>> start DATA IN THIS EXERCISE
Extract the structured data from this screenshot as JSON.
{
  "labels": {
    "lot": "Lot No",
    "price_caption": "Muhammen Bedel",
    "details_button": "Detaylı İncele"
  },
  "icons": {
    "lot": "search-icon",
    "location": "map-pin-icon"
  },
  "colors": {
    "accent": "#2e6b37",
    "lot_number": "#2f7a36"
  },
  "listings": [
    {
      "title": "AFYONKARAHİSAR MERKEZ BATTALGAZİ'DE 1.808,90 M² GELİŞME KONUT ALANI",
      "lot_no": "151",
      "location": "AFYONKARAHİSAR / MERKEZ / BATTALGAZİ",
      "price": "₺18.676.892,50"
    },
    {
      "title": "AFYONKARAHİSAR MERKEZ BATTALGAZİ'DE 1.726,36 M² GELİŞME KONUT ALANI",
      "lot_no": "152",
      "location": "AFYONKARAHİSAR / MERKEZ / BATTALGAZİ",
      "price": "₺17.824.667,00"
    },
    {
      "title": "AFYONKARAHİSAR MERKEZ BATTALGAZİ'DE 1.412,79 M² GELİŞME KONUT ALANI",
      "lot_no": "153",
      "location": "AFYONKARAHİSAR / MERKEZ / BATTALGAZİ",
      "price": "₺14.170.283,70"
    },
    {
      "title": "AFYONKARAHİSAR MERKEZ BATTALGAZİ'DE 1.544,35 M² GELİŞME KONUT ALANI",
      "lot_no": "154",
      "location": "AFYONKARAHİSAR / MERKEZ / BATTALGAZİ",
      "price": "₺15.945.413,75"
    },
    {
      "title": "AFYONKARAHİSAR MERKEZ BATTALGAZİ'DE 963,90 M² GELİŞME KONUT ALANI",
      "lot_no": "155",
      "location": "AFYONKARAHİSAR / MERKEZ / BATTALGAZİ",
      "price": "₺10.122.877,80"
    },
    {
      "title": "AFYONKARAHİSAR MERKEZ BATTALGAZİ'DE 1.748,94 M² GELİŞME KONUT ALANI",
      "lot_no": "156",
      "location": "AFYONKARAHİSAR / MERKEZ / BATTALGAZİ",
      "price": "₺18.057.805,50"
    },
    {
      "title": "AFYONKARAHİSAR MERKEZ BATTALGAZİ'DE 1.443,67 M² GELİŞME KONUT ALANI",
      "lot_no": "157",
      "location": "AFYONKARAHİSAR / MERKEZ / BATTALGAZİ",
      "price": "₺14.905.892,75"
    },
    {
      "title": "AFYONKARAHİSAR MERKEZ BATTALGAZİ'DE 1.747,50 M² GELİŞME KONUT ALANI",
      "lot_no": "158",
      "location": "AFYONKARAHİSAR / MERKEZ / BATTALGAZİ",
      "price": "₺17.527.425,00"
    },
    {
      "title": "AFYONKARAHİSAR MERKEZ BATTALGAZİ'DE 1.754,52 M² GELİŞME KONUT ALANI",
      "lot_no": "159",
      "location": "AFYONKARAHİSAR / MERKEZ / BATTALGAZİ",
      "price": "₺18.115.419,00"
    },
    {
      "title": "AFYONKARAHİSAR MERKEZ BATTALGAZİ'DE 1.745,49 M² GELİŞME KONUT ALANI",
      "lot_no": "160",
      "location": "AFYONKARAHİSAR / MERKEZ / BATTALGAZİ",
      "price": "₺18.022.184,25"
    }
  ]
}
>> end DATA IN THIS EXERCISE
## WHAT IS BEING ASKED
Print the material once more, exactly.

## TASK RESULT
Extract the structured data from this screenshot as JSON.
{
  "labels": {
    "lot": "Lot No",
    "price_caption": "Muhammen Bedel",
    "details_button": "Detaylı İncele"
  },
  "icons": {
    "lot": "search-icon",
    "location": "map-pin-icon"
  },
  "colors": {
    "accent": "#2e6b37",
    "lot_number": "#2f7a36"
  },
  "listings": [
    {
      "title": "AFYONKARAHİSAR MERKEZ BATTALGAZİ'DE 1.808,90 M² GELİŞME KONUT ALANI",
      "lot_no": "151",
      "location": "AFYONKARAHİSAR / MERKEZ / BATTALGAZİ",
      "price": "₺18.676.892,50"
    },
    {
      "title": "AFYONKARAHİSAR MERKEZ BATTALGAZİ'DE 1.726,36 M² GELİŞME KONUT ALANI",
      "lot_no": "152",
      "location": "AFYONKARAHİSAR / MERKEZ / BATTALGAZİ",
      "price": "₺17.824.667,00"
    },
    {
      "title": "AFYONKARAHİSAR MERKEZ BATTALGAZİ'DE 1.412,79 M² GELİŞME KONUT ALANI",
      "lot_no": "153",
      "location": "AFYONKARAHİSAR / MERKEZ / BATTALGAZİ",
      "price": "₺14.170.283,70"
    },
    {
      "title": "AFYONKARAHİSAR MERKEZ BATTALGAZİ'DE 1.544,35 M² GELİŞME KONUT ALANI",
      "lot_no": "154",
      "location": "AFYONKARAHİSAR / MERKEZ / BATTALGAZİ",
      "price": "₺15.945.413,75"
    },
    {
      "title": "AFYONKARAHİSAR MERKEZ BATTALGAZİ'DE 963,90 M² GELİŞME KONUT ALANI",
      "lot_no": "155",
      "location": "AFYONKARAHİSAR / MERKEZ / BATTALGAZİ",
      "price": "₺10.122.877,80"
    },
    {
      "title": "AFYONKARAHİSAR MERKEZ BATTALGAZİ'DE 1.748,94 M² GELİŞME KONUT ALANI",
      "lot_no": "156",
      "location": "AFYONKARAHİSAR / MERKEZ / BATTALGAZİ",
      "price": "₺18.057.805,50"
    },
    {
      "title": "AFYONKARAHİSAR MERKEZ BATTALGAZİ'DE 1.443,67 M² GELİŞME KONUT ALANI",
      "lot_no": "157",
      "location": "AFYONKARAHİSAR / MERKEZ / BATTALGAZİ",
      "price": "₺14.905.892,75"
    },
    {
      "title": "AFYONKARAHİSAR MERKEZ BATTALGAZİ'DE 1.747,50 M² GELİŞME KONUT ALANI",
      "lot_no": "158",
      "location": "AFYONKARAHİSAR / MERKEZ / BATTALGAZİ",
      "price": "₺17.527.425,00"
    },
    {
      "title": "AFYONKARAHİSAR MERKEZ BATTALGAZİ'DE 1.754,52 M² GELİŞME KONUT ALANI",
      "lot_no": "159",
      "location": "AFYONKARAHİSAR / MERKEZ / BATTALGAZİ",
      "price": "₺18.115.419,00"
    },
    {
      "title": "AFYONKARAHİSAR MERKEZ BATTALGAZİ'DE 1.745,49 M² GELİŞME KONUT ALANI",
      "lot_no": "160",
      "location": "AFYONKARAHİSAR / MERKEZ / BATTALGAZİ",
      "price": "₺18.022.184,25"
    }
  ]
}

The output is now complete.